GOAL - Identify, in the records below, every line where the string "true" appears, and copy each such line.

EXERCISE DATA -
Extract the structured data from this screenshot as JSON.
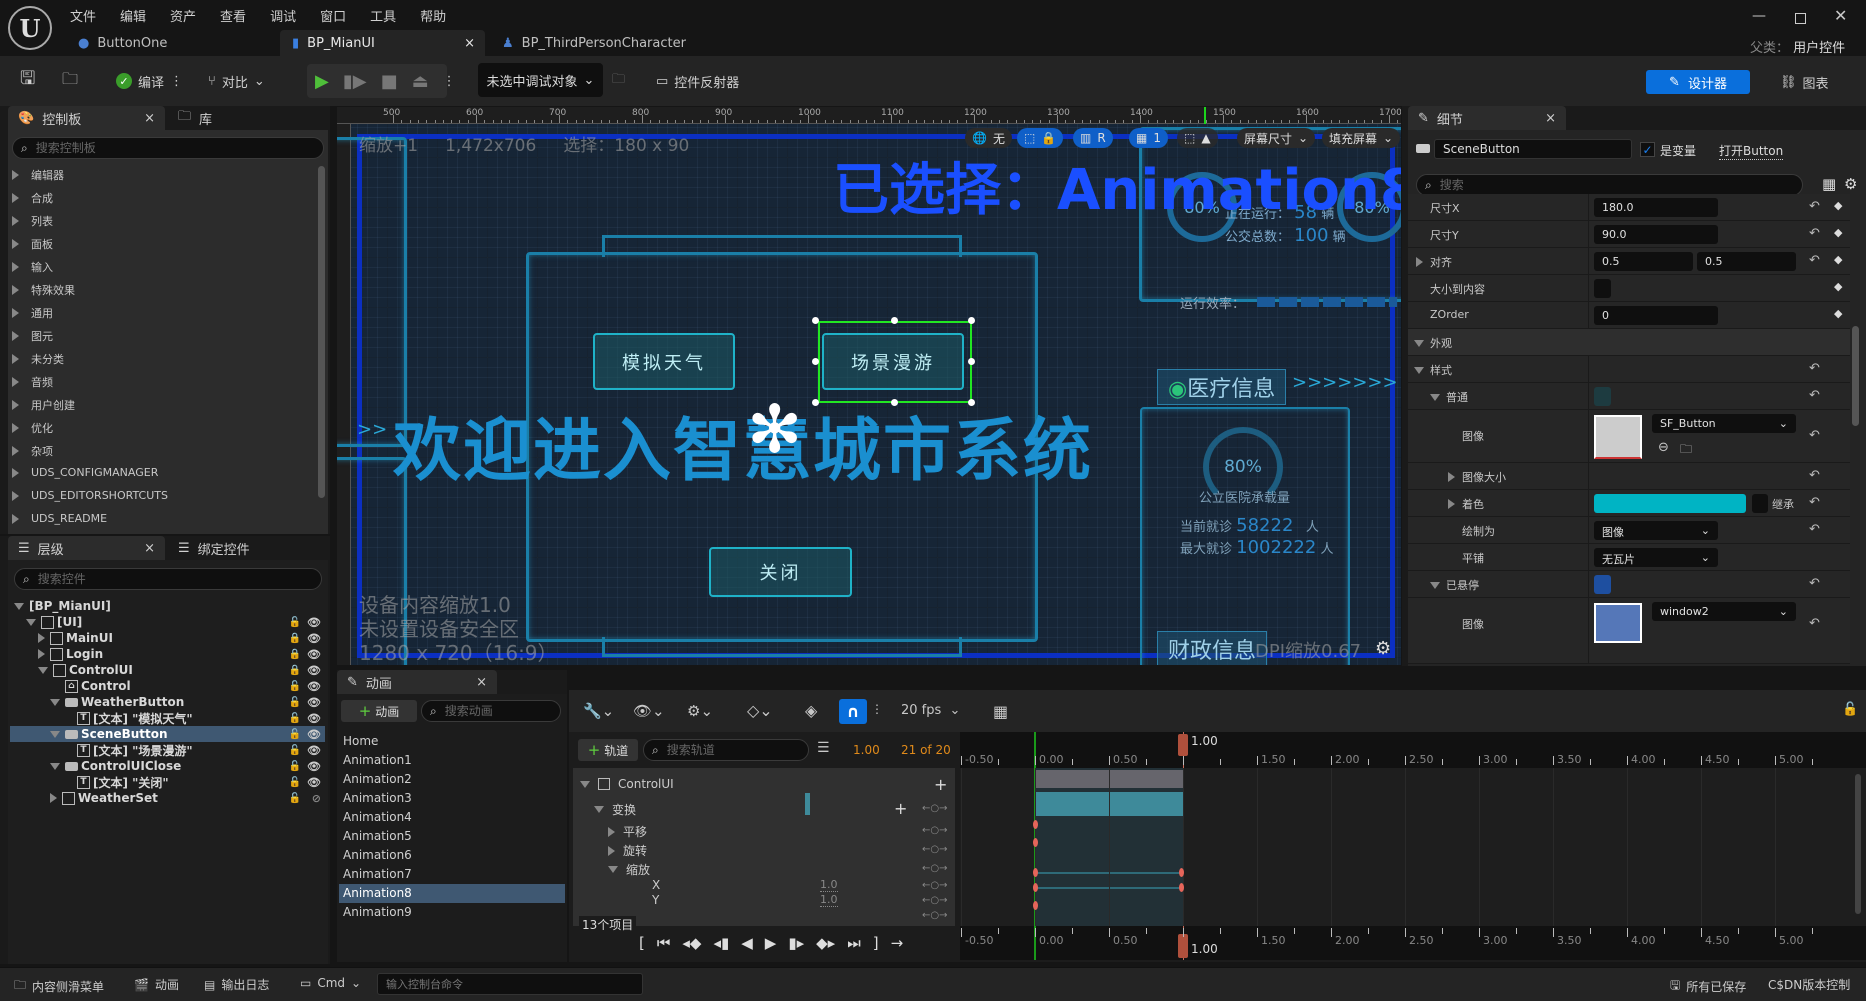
{
  "menu": [
    "文件",
    "编辑",
    "资产",
    "查看",
    "调试",
    "窗口",
    "工具",
    "帮助"
  ],
  "tabs": [
    {
      "label": "ButtonOne",
      "icon": "pawn-icon"
    },
    {
      "label": "BP_MianUI",
      "icon": "widget-blueprint-icon",
      "active": true
    },
    {
      "label": "BP_ThirdPersonCharacter",
      "icon": "character-icon"
    }
  ],
  "window": {
    "parent_label": "父类：",
    "parent_value": "用户控件"
  },
  "toolbar": {
    "compile": "编译",
    "diff": "对比",
    "debug_target": "未选中调试对象",
    "widget_reflector": "控件反射器",
    "designer": "设计器",
    "graph": "图表"
  },
  "palette": {
    "tab": "控制板",
    "library_tab": "库",
    "search_placeholder": "搜索控制板",
    "items": [
      "编辑器",
      "合成",
      "列表",
      "面板",
      "输入",
      "特殊效果",
      "通用",
      "图元",
      "未分类",
      "音频",
      "用户创建",
      "优化",
      "杂项",
      "UDS_CONFIGMANAGER",
      "UDS_EDITORSHORTCUTS",
      "UDS_README"
    ]
  },
  "hierarchy": {
    "tab": "层级",
    "bind_tab": "绑定控件",
    "search_placeholder": "搜索控件",
    "rows": [
      {
        "label": "[BP_MianUI]",
        "depth": 0,
        "expand": "down",
        "icon": "",
        "lock": "",
        "eye": ""
      },
      {
        "label": "[UI]",
        "depth": 1,
        "expand": "down",
        "icon": "panel",
        "lock": "unlocked",
        "eye": "visible"
      },
      {
        "label": "MainUI",
        "depth": 2,
        "expand": "right",
        "icon": "panel",
        "lock": "locked",
        "eye": "visible"
      },
      {
        "label": "Login",
        "depth": 2,
        "expand": "right",
        "icon": "panel",
        "lock": "locked",
        "eye": "visible"
      },
      {
        "label": "ControlUI",
        "depth": 2,
        "expand": "down",
        "icon": "panel",
        "lock": "locked",
        "eye": "visible"
      },
      {
        "label": "Control",
        "depth": 3,
        "expand": "",
        "icon": "image",
        "lock": "unlocked",
        "eye": "visible"
      },
      {
        "label": "WeatherButton",
        "depth": 3,
        "expand": "down",
        "icon": "button",
        "lock": "unlocked",
        "eye": "visible"
      },
      {
        "label": "[文本] \"模拟天气\"",
        "depth": 4,
        "expand": "",
        "icon": "text",
        "lock": "unlocked",
        "eye": "visible"
      },
      {
        "label": "SceneButton",
        "depth": 3,
        "expand": "down",
        "icon": "button",
        "lock": "unlocked",
        "eye": "visible",
        "selected": true
      },
      {
        "label": "[文本] \"场景漫游\"",
        "depth": 4,
        "expand": "",
        "icon": "text",
        "lock": "unlocked",
        "eye": "visible"
      },
      {
        "label": "ControlUIClose",
        "depth": 3,
        "expand": "down",
        "icon": "button",
        "lock": "unlocked",
        "eye": "visible"
      },
      {
        "label": "[文本] \"关闭\"",
        "depth": 4,
        "expand": "",
        "icon": "text",
        "lock": "unlocked",
        "eye": "visible"
      },
      {
        "label": "WeatherSet",
        "depth": 3,
        "expand": "right",
        "icon": "panel",
        "lock": "unlocked",
        "eye": "hidden"
      }
    ]
  },
  "viewport": {
    "ruler": [
      "500",
      "600",
      "700",
      "800",
      "900",
      "1000",
      "1100",
      "1200",
      "1300",
      "1400",
      "1500",
      "1600",
      "1700"
    ],
    "zoom": "缩放+1",
    "resolution": "1,472x706",
    "selection": "选择：180 x 90",
    "selected_anim": "已选择：Animation8",
    "toolbar": {
      "none": "无",
      "r": "R",
      "grid": "1",
      "screen_size": "屏幕尺寸",
      "fill_screen": "填充屏幕"
    },
    "title": "欢迎进入智慧城市系统",
    "buttons": {
      "weather": "模拟天气",
      "scene": "场景漫游",
      "close": "关闭"
    },
    "right": {
      "running_label": "正在运行：",
      "running": "58",
      "unit_car": "辆",
      "bus_label": "公交总数：",
      "bus": "100",
      "pct": "80%",
      "efficiency": "运行效率：",
      "medical": "医疗信息",
      "hospital": "公立医院承载量",
      "cur_label": "当前就诊",
      "cur": "58222",
      "max_label": "最大就诊",
      "max": "1002222",
      "unit_person": "人",
      "finance": "财政信息",
      "pct2": "80%"
    },
    "device_scale": "设备内容缩放1.0",
    "safe_zone": "未设置设备安全区",
    "device_res": "1280 x 720（16:9）",
    "dpi": "DPI缩放0.67"
  },
  "details": {
    "tab": "细节",
    "name": "SceneButton",
    "is_variable": "是变量",
    "is_variable_checked": true,
    "open": "打开Button",
    "search_placeholder": "搜索",
    "size_x_label": "尺寸X",
    "size_x": "180.0",
    "size_y_label": "尺寸Y",
    "size_y": "90.0",
    "align_label": "对齐",
    "align_x": "0.5",
    "align_y": "0.5",
    "size_to_content": "大小到内容",
    "zorder_label": "ZOrder",
    "zorder": "0",
    "appearance": "外观",
    "style": "样式",
    "normal": "普通",
    "image": "图像",
    "image_value": "SF_Button",
    "image_size": "图像大小",
    "tint": "着色",
    "tint_color": "#00b4c4",
    "inherit": "继承",
    "draw_as": "绘制为",
    "draw_as_value": "图像",
    "tiling": "平铺",
    "tiling_value": "无瓦片",
    "hovered": "已悬停",
    "hovered_image": "window2"
  },
  "animations": {
    "tab": "动画",
    "add": "动画",
    "search_placeholder": "搜索动画",
    "items": [
      "Home",
      "Animation1",
      "Animation2",
      "Animation3",
      "Animation4",
      "Animation5",
      "Animation6",
      "Animation7",
      "Animation8",
      "Animation9"
    ],
    "selected": 8
  },
  "sequencer": {
    "fps": "20 fps",
    "add_track": "轨道",
    "search_placeholder": "搜索轨道",
    "time": "1.00",
    "frame": "21 of 20",
    "tracks": [
      {
        "label": "ControlUI",
        "level": 0
      },
      {
        "label": "变换",
        "level": 1
      },
      {
        "label": "平移",
        "level": 2
      },
      {
        "label": "旋转",
        "level": 2
      },
      {
        "label": "缩放",
        "level": 2
      },
      {
        "label": "X",
        "level": 3,
        "value": "1.0"
      },
      {
        "label": "Y",
        "level": 3,
        "value": "1.0"
      }
    ],
    "item_count": "13个项目",
    "ticks": [
      "-0.50",
      "0.00",
      "0.50",
      "1.00",
      "1.50",
      "2.00",
      "2.50",
      "3.00",
      "3.50",
      "4.00",
      "4.50",
      "5.00"
    ],
    "playhead": "1.00"
  },
  "status": {
    "content_drawer": "内容侧滑菜单",
    "anim": "动画",
    "output_log": "输出日志",
    "cmd": "Cmd",
    "cmd_placeholder": "输入控制台命令",
    "saved": "所有已保存",
    "source_control": "C$DN版本控制"
  }
}
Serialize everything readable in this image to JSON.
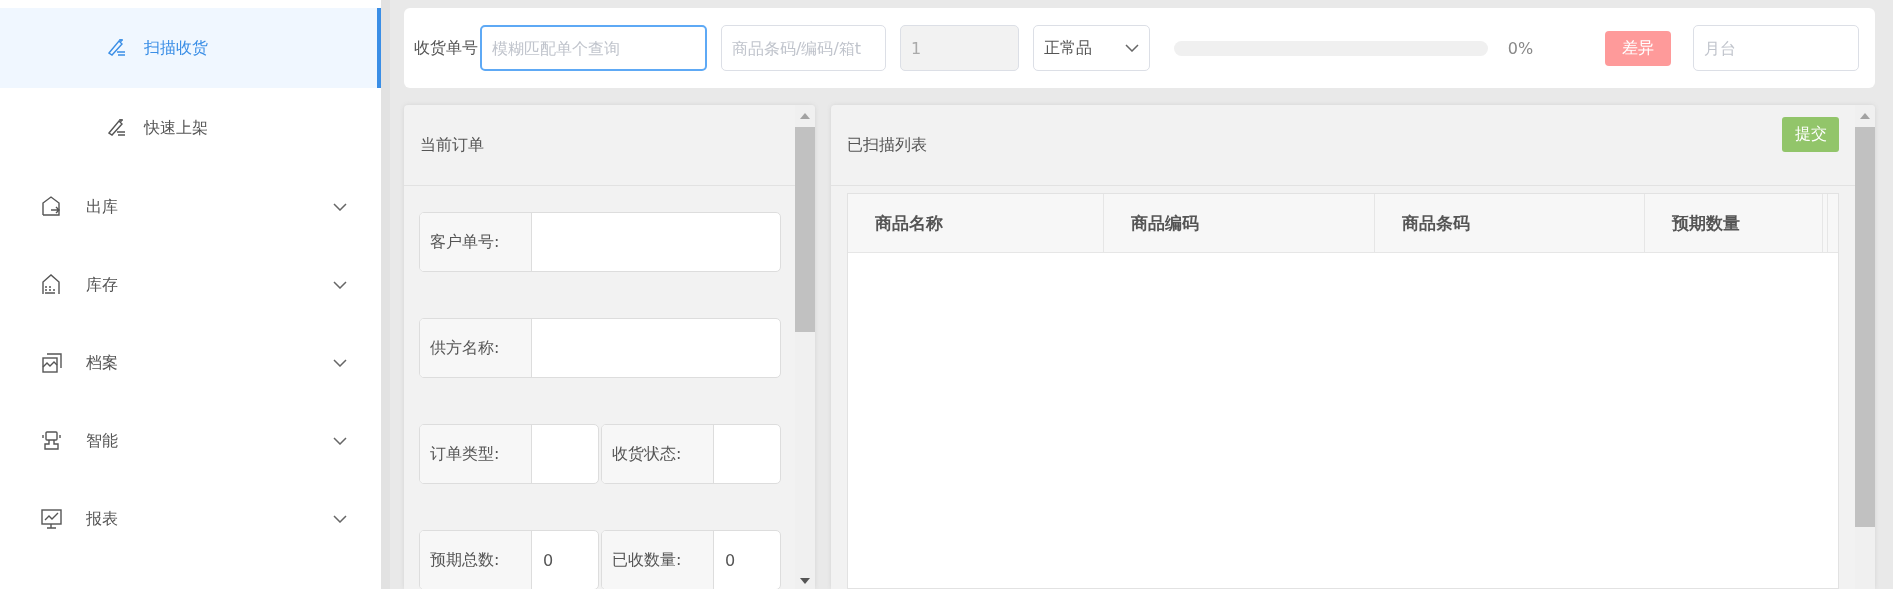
{
  "sidebar": {
    "items": [
      {
        "kind": "sub",
        "label": "扫描收货",
        "selected": true
      },
      {
        "kind": "sub",
        "label": "快速上架",
        "selected": false
      },
      {
        "kind": "group",
        "label": "出库",
        "selected": false,
        "expanded": false
      },
      {
        "kind": "group",
        "label": "库存",
        "selected": false,
        "expanded": false
      },
      {
        "kind": "group",
        "label": "档案",
        "selected": false,
        "expanded": false
      },
      {
        "kind": "group",
        "label": "智能",
        "selected": false,
        "expanded": false
      },
      {
        "kind": "group",
        "label": "报表",
        "selected": false,
        "expanded": false
      }
    ]
  },
  "toolbar": {
    "label": "收货单号",
    "fields": [
      {
        "kind": "input",
        "placeholder": "模糊匹配单个查询",
        "focused": true,
        "disabled": false
      },
      {
        "kind": "input",
        "placeholder": "商品条码/编码/箱t",
        "focused": false,
        "disabled": false
      },
      {
        "kind": "input",
        "value": "1",
        "focused": false,
        "disabled": true
      },
      {
        "kind": "select",
        "value": "正常品"
      }
    ],
    "progress": {
      "level": 0,
      "reading": "0%"
    },
    "diff_button": "差异",
    "dock_field": {
      "placeholder": "月台"
    }
  },
  "current_order": {
    "title": "当前订单",
    "rows": [
      {
        "fields": [
          {
            "label": "客户单号:"
          }
        ]
      },
      {
        "fields": [
          {
            "label": "供方名称:"
          }
        ]
      },
      {
        "fields": [
          {
            "label": "订单类型:"
          },
          {
            "label": "收货状态:"
          }
        ]
      },
      {
        "fields": [
          {
            "label": "预期总数:",
            "value": "0"
          },
          {
            "label": "已收数量:",
            "value": "0"
          }
        ]
      }
    ]
  },
  "scanned_list": {
    "title": "已扫描列表",
    "submit_button": "提交",
    "table": {
      "columns": [
        "商品名称",
        "商品编码",
        "商品条码",
        "预期数量"
      ]
    }
  }
}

CORRECT ANSWER -
      "active": true
        "selected": true
    "is_variable_checked": true,
        "selected": true
        "focused": true,
        "disabled": true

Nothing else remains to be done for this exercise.